= What to produce =
What number of lines in the material contain the word "Convolutional"? Give that number alone.

= Dataset records =

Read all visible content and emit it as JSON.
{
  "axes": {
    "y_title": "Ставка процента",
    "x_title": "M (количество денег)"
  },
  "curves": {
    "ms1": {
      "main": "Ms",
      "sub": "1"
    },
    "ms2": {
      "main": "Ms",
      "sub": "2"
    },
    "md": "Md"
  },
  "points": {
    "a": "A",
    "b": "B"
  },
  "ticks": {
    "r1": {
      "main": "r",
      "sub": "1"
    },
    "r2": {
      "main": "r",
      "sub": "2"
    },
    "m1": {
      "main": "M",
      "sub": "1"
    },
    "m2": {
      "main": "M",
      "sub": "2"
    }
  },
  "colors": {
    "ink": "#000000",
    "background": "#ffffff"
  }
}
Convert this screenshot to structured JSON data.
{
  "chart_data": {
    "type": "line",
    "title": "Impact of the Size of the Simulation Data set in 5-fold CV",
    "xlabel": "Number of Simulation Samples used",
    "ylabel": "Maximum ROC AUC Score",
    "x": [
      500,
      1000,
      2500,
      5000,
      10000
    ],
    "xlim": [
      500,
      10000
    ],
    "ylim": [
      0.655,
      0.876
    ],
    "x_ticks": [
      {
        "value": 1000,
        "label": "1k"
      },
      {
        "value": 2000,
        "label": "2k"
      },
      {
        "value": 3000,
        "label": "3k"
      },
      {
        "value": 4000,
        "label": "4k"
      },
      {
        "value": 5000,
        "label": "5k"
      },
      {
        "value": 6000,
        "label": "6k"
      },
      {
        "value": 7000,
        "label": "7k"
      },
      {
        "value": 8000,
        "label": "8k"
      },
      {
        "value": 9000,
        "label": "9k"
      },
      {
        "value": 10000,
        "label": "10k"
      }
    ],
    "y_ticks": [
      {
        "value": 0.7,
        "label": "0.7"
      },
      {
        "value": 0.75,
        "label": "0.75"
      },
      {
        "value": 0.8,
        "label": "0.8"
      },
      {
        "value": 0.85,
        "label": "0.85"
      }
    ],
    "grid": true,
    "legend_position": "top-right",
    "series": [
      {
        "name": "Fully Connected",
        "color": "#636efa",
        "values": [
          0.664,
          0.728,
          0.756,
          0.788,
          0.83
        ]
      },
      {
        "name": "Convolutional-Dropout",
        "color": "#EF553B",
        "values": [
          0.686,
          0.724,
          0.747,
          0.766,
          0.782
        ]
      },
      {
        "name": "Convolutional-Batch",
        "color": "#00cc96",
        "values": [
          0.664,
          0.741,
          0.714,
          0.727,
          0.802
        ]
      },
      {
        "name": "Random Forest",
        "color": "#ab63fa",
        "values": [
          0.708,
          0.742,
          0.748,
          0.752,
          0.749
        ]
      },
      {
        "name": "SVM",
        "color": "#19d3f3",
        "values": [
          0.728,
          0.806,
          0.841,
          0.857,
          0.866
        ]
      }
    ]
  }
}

= Finished answer =
2